===== RECORDS FOR THIS TASK
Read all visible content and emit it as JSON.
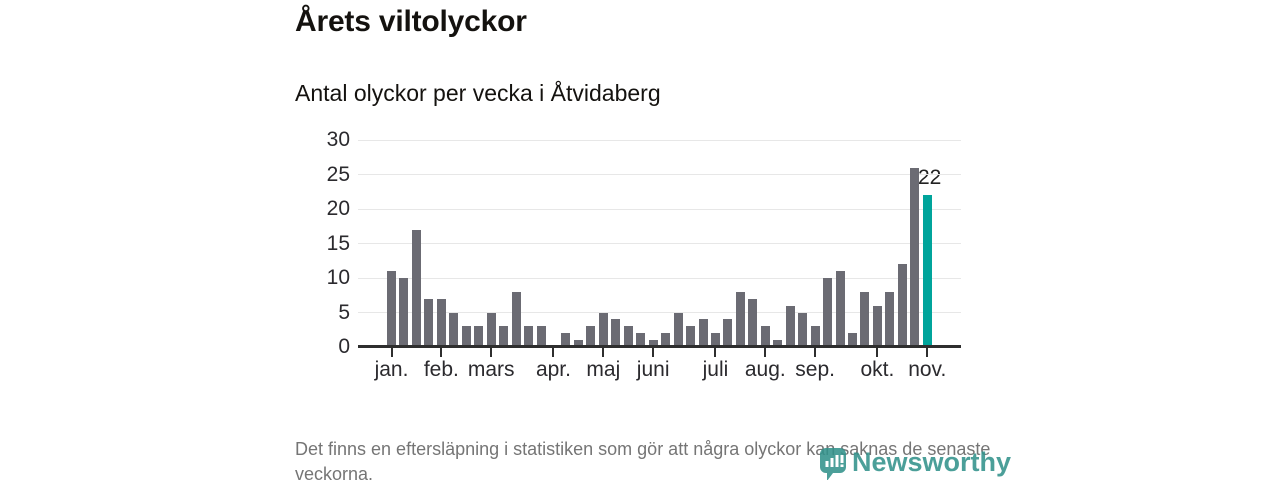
{
  "header": {
    "title": "Årets viltolyckor",
    "subtitle": "Antal olyckor per vecka i Åtvidaberg"
  },
  "chart_data": {
    "type": "bar",
    "title": "Årets viltolyckor",
    "subtitle": "Antal olyckor per vecka i Åtvidaberg",
    "xlabel": "",
    "ylabel": "",
    "x_unit": "vecka",
    "ylim": [
      0,
      30
    ],
    "grid": true,
    "legend": "none",
    "y_ticks": [
      0,
      5,
      10,
      15,
      20,
      25,
      30
    ],
    "values": [
      11,
      10,
      17,
      7,
      7,
      5,
      3,
      3,
      5,
      3,
      8,
      3,
      3,
      0,
      2,
      1,
      3,
      5,
      4,
      3,
      2,
      1,
      2,
      5,
      3,
      4,
      2,
      4,
      8,
      7,
      3,
      1,
      6,
      5,
      3,
      10,
      11,
      2,
      8,
      6,
      8,
      12,
      26,
      22
    ],
    "month_ticks": [
      {
        "label": "jan.",
        "index": 0
      },
      {
        "label": "feb.",
        "index": 4
      },
      {
        "label": "mars",
        "index": 8
      },
      {
        "label": "apr.",
        "index": 13
      },
      {
        "label": "maj",
        "index": 17
      },
      {
        "label": "juni",
        "index": 21
      },
      {
        "label": "juli",
        "index": 26
      },
      {
        "label": "aug.",
        "index": 30
      },
      {
        "label": "sep.",
        "index": 34
      },
      {
        "label": "okt.",
        "index": 39
      },
      {
        "label": "nov.",
        "index": 43
      }
    ],
    "highlight": {
      "index": 43,
      "value": 22,
      "label": "22"
    },
    "colors": {
      "bar": "#6b6b73",
      "highlight": "#00a49b",
      "grid": "#e7e7e7",
      "axis": "#2e2e2e"
    }
  },
  "footer": {
    "note": "Det finns en eftersläpning i statistiken som gör att några olyckor kan saknas de senaste veckorna.",
    "brand": "Newsworthy"
  }
}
==========
### WRITTEN PROBLEM
How many lines of the data contain the word "vecka"? Answer with the number alone.

### FINISHED ANSWER
3